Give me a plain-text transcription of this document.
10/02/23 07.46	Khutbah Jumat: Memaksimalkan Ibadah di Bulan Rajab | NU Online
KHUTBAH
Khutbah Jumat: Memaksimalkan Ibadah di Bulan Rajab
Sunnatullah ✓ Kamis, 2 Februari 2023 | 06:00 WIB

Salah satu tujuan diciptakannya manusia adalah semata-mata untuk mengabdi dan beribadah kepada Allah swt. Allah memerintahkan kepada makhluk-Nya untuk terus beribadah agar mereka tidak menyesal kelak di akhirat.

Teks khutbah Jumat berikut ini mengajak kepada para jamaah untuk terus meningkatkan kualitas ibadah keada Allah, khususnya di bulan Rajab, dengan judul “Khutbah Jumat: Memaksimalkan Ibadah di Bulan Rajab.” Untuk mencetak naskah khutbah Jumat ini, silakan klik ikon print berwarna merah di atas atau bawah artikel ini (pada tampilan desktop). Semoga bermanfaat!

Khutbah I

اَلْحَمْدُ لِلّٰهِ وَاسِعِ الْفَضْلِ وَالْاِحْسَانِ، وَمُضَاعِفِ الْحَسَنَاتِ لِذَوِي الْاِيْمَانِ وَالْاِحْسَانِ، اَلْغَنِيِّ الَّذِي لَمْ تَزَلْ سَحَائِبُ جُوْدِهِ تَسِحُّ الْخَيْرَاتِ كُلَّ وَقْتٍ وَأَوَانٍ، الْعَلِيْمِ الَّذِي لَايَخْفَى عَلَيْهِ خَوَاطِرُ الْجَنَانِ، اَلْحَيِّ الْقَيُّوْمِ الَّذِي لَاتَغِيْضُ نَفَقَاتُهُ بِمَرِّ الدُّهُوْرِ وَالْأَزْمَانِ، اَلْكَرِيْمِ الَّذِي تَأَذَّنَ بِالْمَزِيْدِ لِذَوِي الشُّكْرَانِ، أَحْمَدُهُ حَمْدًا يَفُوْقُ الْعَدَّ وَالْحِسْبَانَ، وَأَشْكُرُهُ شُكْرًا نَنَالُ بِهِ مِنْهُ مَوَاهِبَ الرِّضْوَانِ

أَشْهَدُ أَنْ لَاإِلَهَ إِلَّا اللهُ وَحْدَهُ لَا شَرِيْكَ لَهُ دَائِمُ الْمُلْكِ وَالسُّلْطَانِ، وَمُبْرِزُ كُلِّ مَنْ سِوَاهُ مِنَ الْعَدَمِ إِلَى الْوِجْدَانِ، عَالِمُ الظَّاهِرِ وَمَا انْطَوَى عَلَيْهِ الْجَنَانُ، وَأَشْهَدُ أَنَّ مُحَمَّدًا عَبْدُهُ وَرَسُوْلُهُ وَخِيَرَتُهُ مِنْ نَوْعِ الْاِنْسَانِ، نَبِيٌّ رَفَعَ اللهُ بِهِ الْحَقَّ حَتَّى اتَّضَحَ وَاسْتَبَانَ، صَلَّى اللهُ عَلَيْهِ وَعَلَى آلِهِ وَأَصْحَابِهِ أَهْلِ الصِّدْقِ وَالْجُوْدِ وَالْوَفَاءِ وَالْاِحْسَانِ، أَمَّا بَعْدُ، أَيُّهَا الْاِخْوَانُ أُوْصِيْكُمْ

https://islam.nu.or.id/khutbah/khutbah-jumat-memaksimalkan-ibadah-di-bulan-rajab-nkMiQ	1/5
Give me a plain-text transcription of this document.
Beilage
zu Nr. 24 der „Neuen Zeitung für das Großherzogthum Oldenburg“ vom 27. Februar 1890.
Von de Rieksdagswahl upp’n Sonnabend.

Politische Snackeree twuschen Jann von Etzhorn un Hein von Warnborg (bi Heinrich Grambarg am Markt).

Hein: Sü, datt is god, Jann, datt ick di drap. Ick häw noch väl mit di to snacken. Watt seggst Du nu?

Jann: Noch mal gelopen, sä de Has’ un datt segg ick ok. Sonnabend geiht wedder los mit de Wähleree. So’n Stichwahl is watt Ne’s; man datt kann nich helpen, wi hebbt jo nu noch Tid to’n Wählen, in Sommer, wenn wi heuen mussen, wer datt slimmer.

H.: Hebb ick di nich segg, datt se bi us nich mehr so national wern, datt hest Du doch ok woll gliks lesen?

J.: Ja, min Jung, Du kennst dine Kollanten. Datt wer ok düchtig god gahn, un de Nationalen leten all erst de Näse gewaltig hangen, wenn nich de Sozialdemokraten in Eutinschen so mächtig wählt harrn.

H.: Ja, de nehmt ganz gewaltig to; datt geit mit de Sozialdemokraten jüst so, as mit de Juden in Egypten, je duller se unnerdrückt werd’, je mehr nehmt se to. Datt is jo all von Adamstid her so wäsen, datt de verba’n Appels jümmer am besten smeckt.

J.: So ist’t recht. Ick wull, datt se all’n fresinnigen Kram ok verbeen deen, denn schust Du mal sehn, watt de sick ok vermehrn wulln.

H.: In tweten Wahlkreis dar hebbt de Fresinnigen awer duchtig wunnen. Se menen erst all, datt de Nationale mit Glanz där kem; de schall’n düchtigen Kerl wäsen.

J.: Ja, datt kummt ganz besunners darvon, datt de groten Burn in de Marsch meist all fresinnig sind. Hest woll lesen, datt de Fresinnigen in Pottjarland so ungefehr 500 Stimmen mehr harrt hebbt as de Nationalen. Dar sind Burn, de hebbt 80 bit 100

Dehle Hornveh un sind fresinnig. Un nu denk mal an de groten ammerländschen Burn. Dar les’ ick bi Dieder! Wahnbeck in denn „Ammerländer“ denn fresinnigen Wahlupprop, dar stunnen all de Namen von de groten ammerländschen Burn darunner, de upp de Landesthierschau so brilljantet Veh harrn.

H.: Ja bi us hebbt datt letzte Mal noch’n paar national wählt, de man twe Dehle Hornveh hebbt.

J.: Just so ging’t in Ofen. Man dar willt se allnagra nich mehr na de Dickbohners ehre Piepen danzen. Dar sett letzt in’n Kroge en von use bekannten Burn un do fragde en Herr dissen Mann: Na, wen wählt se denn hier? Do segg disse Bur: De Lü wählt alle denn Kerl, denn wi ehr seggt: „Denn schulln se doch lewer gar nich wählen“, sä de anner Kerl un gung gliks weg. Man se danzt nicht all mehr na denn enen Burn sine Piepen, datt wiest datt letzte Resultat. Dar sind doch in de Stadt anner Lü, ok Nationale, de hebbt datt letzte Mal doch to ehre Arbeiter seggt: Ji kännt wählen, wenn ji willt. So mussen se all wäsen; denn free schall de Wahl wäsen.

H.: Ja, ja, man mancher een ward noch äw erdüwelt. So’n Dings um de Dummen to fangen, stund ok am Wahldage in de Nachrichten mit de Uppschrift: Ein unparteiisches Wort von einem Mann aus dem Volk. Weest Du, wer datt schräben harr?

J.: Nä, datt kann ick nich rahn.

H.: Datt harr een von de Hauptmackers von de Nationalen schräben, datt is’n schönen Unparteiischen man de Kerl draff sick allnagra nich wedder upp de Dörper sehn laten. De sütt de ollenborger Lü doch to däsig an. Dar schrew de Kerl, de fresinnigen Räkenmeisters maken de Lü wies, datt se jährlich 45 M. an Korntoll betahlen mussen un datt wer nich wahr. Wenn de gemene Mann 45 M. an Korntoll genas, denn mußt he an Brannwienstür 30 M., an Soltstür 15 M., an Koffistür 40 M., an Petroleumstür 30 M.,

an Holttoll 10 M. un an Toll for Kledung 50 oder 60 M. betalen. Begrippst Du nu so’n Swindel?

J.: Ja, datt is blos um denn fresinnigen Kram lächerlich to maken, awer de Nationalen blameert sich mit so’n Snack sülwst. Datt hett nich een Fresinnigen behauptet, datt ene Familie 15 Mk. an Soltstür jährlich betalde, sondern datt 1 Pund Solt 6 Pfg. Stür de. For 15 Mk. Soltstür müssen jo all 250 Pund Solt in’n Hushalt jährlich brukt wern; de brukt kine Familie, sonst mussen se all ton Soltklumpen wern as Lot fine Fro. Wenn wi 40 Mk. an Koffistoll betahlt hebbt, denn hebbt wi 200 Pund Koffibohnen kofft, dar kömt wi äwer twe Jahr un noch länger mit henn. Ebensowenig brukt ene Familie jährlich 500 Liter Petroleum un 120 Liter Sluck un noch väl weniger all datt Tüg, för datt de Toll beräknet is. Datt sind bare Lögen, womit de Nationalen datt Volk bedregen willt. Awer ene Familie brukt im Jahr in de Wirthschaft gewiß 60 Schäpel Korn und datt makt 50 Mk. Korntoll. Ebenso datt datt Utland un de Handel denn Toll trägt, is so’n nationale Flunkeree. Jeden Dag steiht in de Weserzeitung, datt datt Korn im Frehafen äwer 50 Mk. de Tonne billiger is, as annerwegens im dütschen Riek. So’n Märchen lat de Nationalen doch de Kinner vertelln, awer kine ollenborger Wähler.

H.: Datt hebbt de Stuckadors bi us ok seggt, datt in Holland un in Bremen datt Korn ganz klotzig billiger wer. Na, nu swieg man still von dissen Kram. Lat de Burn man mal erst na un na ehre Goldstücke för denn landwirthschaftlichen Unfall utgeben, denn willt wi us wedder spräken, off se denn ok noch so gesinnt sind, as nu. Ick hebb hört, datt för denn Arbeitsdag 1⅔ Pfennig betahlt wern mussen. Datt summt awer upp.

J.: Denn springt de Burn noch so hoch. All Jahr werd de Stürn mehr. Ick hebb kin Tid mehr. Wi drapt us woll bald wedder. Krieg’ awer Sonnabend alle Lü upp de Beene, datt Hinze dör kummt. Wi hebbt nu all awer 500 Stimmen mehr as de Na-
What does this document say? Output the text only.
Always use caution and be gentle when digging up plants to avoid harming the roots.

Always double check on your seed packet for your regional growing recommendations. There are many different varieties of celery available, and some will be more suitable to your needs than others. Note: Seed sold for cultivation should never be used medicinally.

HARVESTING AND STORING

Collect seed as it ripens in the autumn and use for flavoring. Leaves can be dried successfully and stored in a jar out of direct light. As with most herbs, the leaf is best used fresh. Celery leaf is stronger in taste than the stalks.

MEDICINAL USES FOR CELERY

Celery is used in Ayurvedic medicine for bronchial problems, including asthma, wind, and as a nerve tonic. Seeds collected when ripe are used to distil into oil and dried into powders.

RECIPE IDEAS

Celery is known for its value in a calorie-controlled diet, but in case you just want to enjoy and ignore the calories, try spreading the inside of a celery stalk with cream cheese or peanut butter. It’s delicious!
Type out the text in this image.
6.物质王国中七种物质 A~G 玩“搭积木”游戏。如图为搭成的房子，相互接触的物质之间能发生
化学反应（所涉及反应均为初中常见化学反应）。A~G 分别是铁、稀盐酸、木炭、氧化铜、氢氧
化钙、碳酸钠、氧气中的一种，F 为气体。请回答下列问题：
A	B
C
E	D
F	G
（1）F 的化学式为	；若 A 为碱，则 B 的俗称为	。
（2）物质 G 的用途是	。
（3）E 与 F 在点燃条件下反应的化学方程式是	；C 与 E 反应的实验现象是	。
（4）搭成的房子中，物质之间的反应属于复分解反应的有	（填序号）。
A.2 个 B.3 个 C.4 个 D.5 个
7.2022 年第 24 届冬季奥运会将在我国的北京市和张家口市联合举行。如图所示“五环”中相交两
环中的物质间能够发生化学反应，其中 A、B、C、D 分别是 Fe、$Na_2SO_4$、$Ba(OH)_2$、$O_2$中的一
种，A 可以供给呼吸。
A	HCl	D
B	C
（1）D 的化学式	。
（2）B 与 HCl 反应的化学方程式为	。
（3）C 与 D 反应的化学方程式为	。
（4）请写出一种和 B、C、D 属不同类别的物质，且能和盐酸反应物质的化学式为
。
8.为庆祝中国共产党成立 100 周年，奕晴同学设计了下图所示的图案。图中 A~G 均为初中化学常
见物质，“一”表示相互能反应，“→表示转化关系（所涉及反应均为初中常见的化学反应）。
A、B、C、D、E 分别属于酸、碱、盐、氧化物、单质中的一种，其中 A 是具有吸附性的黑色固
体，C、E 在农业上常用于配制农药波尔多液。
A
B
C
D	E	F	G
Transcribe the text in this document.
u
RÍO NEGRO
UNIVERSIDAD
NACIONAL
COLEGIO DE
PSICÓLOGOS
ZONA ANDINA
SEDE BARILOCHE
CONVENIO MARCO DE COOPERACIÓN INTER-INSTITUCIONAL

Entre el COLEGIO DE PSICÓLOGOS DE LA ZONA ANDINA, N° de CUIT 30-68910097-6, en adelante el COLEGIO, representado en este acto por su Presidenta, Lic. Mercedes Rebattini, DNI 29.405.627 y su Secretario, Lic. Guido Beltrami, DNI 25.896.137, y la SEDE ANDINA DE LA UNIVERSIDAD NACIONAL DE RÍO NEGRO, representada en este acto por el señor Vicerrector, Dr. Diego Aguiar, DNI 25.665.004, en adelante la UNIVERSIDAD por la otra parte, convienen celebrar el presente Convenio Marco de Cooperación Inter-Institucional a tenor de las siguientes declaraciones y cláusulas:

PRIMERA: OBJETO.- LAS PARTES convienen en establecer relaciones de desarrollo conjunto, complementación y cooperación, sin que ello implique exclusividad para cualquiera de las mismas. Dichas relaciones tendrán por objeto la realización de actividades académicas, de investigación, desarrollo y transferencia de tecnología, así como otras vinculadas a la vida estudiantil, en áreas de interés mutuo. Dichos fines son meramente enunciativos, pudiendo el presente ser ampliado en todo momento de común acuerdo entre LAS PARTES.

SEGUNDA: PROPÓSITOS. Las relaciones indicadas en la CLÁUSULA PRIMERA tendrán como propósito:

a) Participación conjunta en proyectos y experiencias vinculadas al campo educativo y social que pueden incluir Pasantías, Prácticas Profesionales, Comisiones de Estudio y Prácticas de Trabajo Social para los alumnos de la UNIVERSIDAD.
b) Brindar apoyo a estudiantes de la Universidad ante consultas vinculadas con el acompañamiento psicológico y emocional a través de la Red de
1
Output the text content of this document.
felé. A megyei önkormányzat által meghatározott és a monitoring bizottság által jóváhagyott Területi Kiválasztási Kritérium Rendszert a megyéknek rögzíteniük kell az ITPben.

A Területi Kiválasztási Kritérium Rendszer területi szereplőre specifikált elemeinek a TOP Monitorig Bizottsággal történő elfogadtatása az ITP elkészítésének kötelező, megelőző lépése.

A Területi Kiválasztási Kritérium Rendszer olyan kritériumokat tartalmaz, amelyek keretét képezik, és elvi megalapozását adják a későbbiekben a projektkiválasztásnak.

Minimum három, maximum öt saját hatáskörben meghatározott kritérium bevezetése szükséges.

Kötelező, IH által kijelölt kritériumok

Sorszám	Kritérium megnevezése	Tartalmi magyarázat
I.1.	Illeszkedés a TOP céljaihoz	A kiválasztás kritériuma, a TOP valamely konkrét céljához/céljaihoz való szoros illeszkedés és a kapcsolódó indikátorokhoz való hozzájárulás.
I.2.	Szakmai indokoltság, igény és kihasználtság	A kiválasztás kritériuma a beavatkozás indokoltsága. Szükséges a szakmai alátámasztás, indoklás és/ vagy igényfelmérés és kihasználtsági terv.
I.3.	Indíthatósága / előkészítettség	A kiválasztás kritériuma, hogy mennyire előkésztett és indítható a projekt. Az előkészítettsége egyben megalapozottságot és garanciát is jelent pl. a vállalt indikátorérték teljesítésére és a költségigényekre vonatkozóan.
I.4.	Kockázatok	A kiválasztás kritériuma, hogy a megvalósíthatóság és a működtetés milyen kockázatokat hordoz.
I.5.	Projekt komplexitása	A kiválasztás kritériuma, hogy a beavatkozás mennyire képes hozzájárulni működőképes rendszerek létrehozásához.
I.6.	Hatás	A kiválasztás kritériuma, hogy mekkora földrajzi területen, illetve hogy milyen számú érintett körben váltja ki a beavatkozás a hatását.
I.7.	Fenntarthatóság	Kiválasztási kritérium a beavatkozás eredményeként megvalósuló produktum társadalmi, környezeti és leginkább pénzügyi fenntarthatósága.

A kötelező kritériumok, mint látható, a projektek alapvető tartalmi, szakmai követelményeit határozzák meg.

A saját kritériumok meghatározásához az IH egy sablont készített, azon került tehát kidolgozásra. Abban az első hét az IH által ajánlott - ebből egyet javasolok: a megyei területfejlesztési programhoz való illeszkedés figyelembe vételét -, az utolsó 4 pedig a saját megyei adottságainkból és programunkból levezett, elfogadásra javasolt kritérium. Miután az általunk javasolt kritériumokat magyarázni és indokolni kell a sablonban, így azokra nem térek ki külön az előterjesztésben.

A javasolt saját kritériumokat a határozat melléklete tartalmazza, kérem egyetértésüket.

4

What you should do:
In the records above, locate the lines holding the word "Hein". Copy each of them.

Task answer:
Politische Snackeree twuschen Jann von Etzhorn un Hein von Warnborg (bi Heinrich Grambarg am Markt).
Hein: Sü, datt is god, Jann, datt ick di drap. Ick häw noch väl mit di to snacken. Watt seggst Du nu?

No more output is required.